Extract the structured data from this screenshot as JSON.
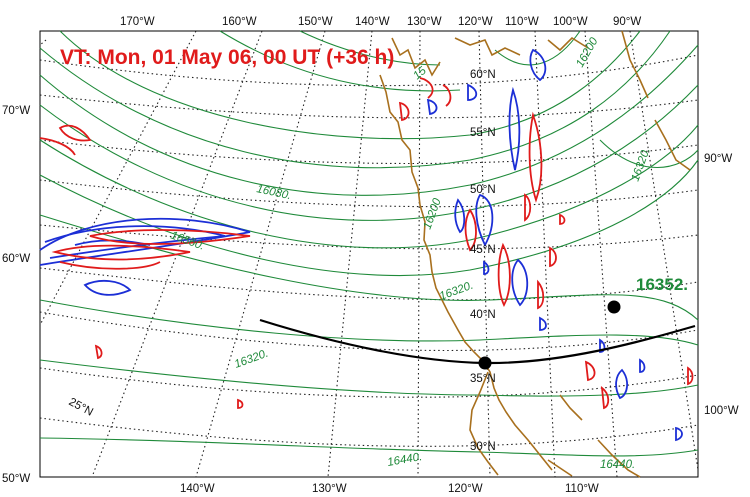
{
  "title": "VT:  Mon, 01 May 06, 00 UT (+36 h)",
  "highlight_value": "16352.",
  "colors": {
    "title": "#e01b1b",
    "contour": "#1f8a3a",
    "coastline": "#a8701e",
    "positive_field": "#e01b1b",
    "negative_field": "#1c2fd6",
    "trajectory": "#000000"
  },
  "longitude_labels_top": [
    "170°W",
    "160°W",
    "150°W",
    "140°W",
    "130°W",
    "120°W",
    "110°W",
    "100°W",
    "90°W"
  ],
  "longitude_labels_bottom": [
    "140°W",
    "130°W",
    "120°W",
    "110°W"
  ],
  "longitude_labels_left": [
    "70°W",
    "60°W",
    "50°W"
  ],
  "longitude_labels_right": [
    "90°W",
    "100°W"
  ],
  "latitude_labels": [
    "60°N",
    "55°N",
    "50°N",
    "45°N",
    "40°N",
    "35°N",
    "30°N",
    "25°N"
  ],
  "contour_labels": [
    "16080.",
    "16200",
    "16320.",
    "16320.",
    "16320.",
    "16440.",
    "16440.",
    "16560.",
    "16200",
    "15"
  ],
  "markers": [
    {
      "name": "trajectory-point-west",
      "description_value": "35°N"
    },
    {
      "name": "trajectory-point-east",
      "description_value": "40°N"
    }
  ]
}
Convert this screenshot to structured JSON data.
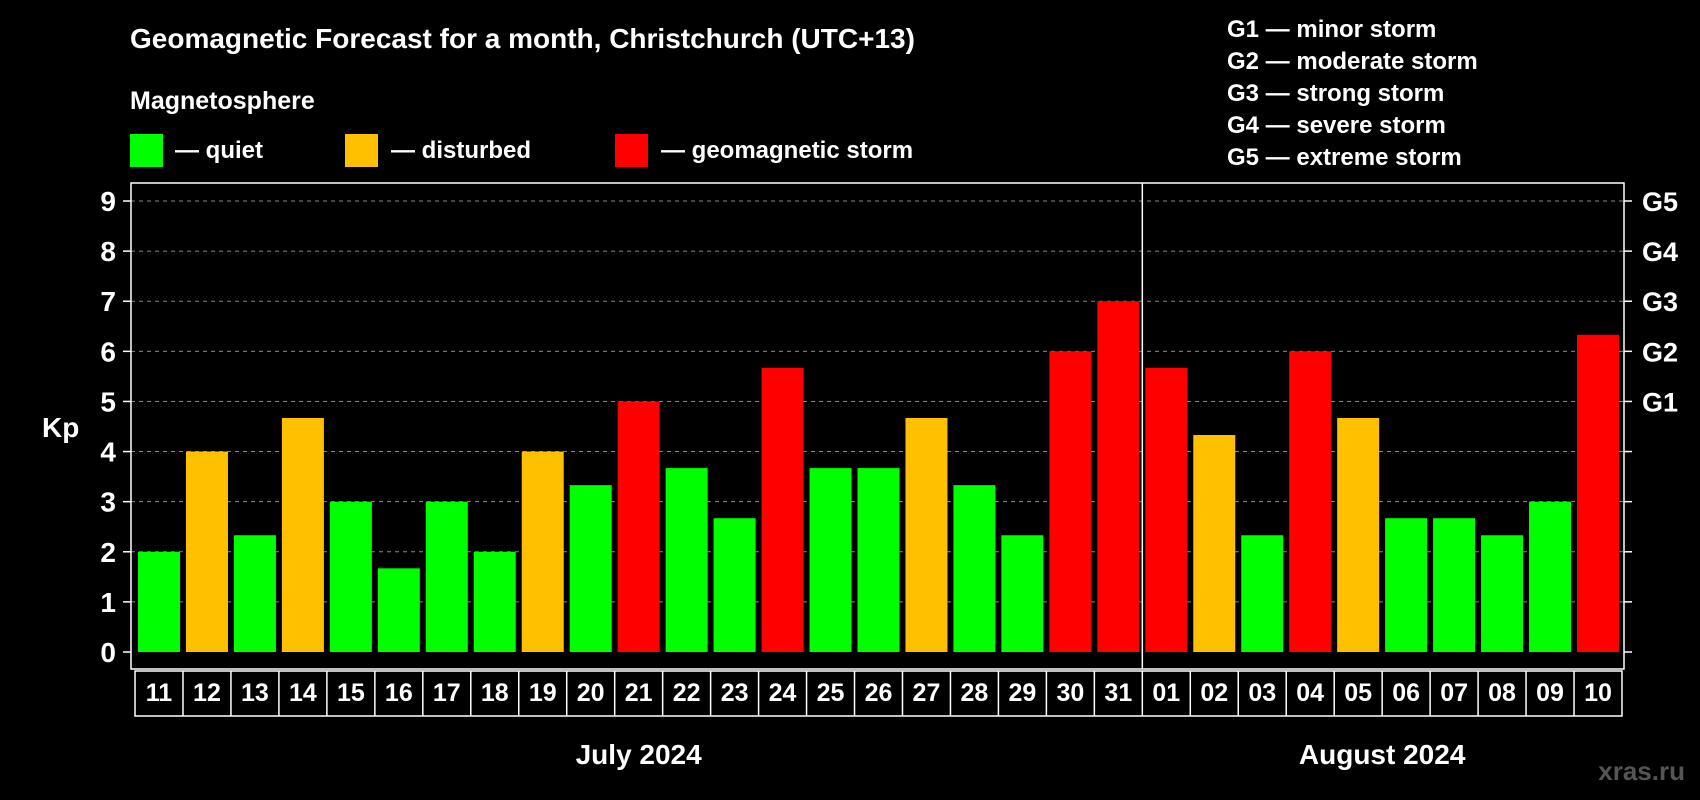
{
  "header": {
    "title": "Geomagnetic Forecast for a month, Christchurch (UTC+13)",
    "subtitle": "Magnetosphere",
    "legend": [
      {
        "label": "— quiet",
        "color": "#00ff00"
      },
      {
        "label": "— disturbed",
        "color": "#ffc000"
      },
      {
        "label": "— geomagnetic storm",
        "color": "#ff0000"
      }
    ],
    "storm_scale": [
      "G1 — minor storm",
      "G2 — moderate storm",
      "G3 — strong storm",
      "G4 — severe storm",
      "G5 — extreme storm"
    ]
  },
  "watermark": "xras.ru",
  "colors": {
    "quiet": "#00ff00",
    "disturbed": "#ffc000",
    "storm": "#ff0000",
    "background": "#000000",
    "foreground": "#ffffff"
  },
  "chart_data": {
    "type": "bar",
    "title": "Geomagnetic Forecast for a month, Christchurch (UTC+13)",
    "ylabel": "Kp",
    "xlabel": "",
    "ylim": [
      0,
      9
    ],
    "yticks": [
      0,
      1,
      2,
      3,
      4,
      5,
      6,
      7,
      8,
      9
    ],
    "right_axis_labels": [
      {
        "value": 5,
        "label": "G1"
      },
      {
        "value": 6,
        "label": "G2"
      },
      {
        "value": 7,
        "label": "G3"
      },
      {
        "value": 8,
        "label": "G4"
      },
      {
        "value": 9,
        "label": "G5"
      }
    ],
    "grid": true,
    "categories": [
      "11",
      "12",
      "13",
      "14",
      "15",
      "16",
      "17",
      "18",
      "19",
      "20",
      "21",
      "22",
      "23",
      "24",
      "25",
      "26",
      "27",
      "28",
      "29",
      "30",
      "31",
      "01",
      "02",
      "03",
      "04",
      "05",
      "06",
      "07",
      "08",
      "09",
      "10"
    ],
    "values": [
      2,
      4,
      2.33,
      4.67,
      3,
      1.67,
      3,
      2,
      4,
      3.33,
      5,
      3.67,
      2.67,
      5.67,
      3.67,
      3.67,
      4.67,
      3.33,
      2.33,
      6,
      7,
      5.67,
      4.33,
      2.33,
      6,
      4.67,
      2.67,
      2.67,
      2.33,
      3,
      6.33
    ],
    "levels": [
      "quiet",
      "disturbed",
      "quiet",
      "disturbed",
      "quiet",
      "quiet",
      "quiet",
      "quiet",
      "disturbed",
      "quiet",
      "storm",
      "quiet",
      "quiet",
      "storm",
      "quiet",
      "quiet",
      "disturbed",
      "quiet",
      "quiet",
      "storm",
      "storm",
      "storm",
      "disturbed",
      "quiet",
      "storm",
      "disturbed",
      "quiet",
      "quiet",
      "quiet",
      "quiet",
      "storm"
    ],
    "months": [
      {
        "label": "July 2024",
        "count": 21
      },
      {
        "label": "August 2024",
        "count": 10
      }
    ]
  }
}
* * * * *
## INSTRUCTIONS TO FOLLOW
Print all entries exactly. The images do not belong in the copy.

## RESULT BELOW
Extract the structured data from this screenshot as JSON.
{
  "title": "VT:  Mon, 01 May 06, 00 UT (+36 h)",
  "highlight_value": "16352.",
  "colors": {
    "title": "#e01b1b",
    "contour": "#1f8a3a",
    "coastline": "#a8701e",
    "positive_field": "#e01b1b",
    "negative_field": "#1c2fd6",
    "trajectory": "#000000"
  },
  "longitude_labels_top": [
    "170°W",
    "160°W",
    "150°W",
    "140°W",
    "130°W",
    "120°W",
    "110°W",
    "100°W",
    "90°W"
  ],
  "longitude_labels_bottom": [
    "140°W",
    "130°W",
    "120°W",
    "110°W"
  ],
  "longitude_labels_left": [
    "70°W",
    "60°W",
    "50°W"
  ],
  "longitude_labels_right": [
    "90°W",
    "100°W"
  ],
  "latitude_labels": [
    "60°N",
    "55°N",
    "50°N",
    "45°N",
    "40°N",
    "35°N",
    "30°N",
    "25°N"
  ],
  "contour_labels": [
    "16080.",
    "16200",
    "16320.",
    "16320.",
    "16320.",
    "16440.",
    "16440.",
    "16560.",
    "16200",
    "15"
  ],
  "markers": [
    {
      "name": "trajectory-point-west",
      "description_value": "35°N"
    },
    {
      "name": "trajectory-point-east",
      "description_value": "40°N"
    }
  ]
}
Convert this screenshot to structured JSON data.
{
  "header": {
    "title": "Geomagnetic Forecast for a month, Christchurch (UTC+13)",
    "subtitle": "Magnetosphere",
    "legend": [
      {
        "label": "— quiet",
        "color": "#00ff00"
      },
      {
        "label": "— disturbed",
        "color": "#ffc000"
      },
      {
        "label": "— geomagnetic storm",
        "color": "#ff0000"
      }
    ],
    "storm_scale": [
      "G1 — minor storm",
      "G2 — moderate storm",
      "G3 — strong storm",
      "G4 — severe storm",
      "G5 — extreme storm"
    ]
  },
  "watermark": "xras.ru",
  "colors": {
    "quiet": "#00ff00",
    "disturbed": "#ffc000",
    "storm": "#ff0000",
    "background": "#000000",
    "foreground": "#ffffff"
  },
  "chart_data": {
    "type": "bar",
    "title": "Geomagnetic Forecast for a month, Christchurch (UTC+13)",
    "ylabel": "Kp",
    "xlabel": "",
    "ylim": [
      0,
      9
    ],
    "yticks": [
      0,
      1,
      2,
      3,
      4,
      5,
      6,
      7,
      8,
      9
    ],
    "right_axis_labels": [
      {
        "value": 5,
        "label": "G1"
      },
      {
        "value": 6,
        "label": "G2"
      },
      {
        "value": 7,
        "label": "G3"
      },
      {
        "value": 8,
        "label": "G4"
      },
      {
        "value": 9,
        "label": "G5"
      }
    ],
    "grid": true,
    "categories": [
      "11",
      "12",
      "13",
      "14",
      "15",
      "16",
      "17",
      "18",
      "19",
      "20",
      "21",
      "22",
      "23",
      "24",
      "25",
      "26",
      "27",
      "28",
      "29",
      "30",
      "31",
      "01",
      "02",
      "03",
      "04",
      "05",
      "06",
      "07",
      "08",
      "09",
      "10"
    ],
    "values": [
      2,
      4,
      2.33,
      4.67,
      3,
      1.67,
      3,
      2,
      4,
      3.33,
      5,
      3.67,
      2.67,
      5.67,
      3.67,
      3.67,
      4.67,
      3.33,
      2.33,
      6,
      7,
      5.67,
      4.33,
      2.33,
      6,
      4.67,
      2.67,
      2.67,
      2.33,
      3,
      6.33
    ],
    "levels": [
      "quiet",
      "disturbed",
      "quiet",
      "disturbed",
      "quiet",
      "quiet",
      "quiet",
      "quiet",
      "disturbed",
      "quiet",
      "storm",
      "quiet",
      "quiet",
      "storm",
      "quiet",
      "quiet",
      "disturbed",
      "quiet",
      "quiet",
      "storm",
      "storm",
      "storm",
      "disturbed",
      "quiet",
      "storm",
      "disturbed",
      "quiet",
      "quiet",
      "quiet",
      "quiet",
      "storm"
    ],
    "months": [
      {
        "label": "July 2024",
        "count": 21
      },
      {
        "label": "August 2024",
        "count": 10
      }
    ]
  }
}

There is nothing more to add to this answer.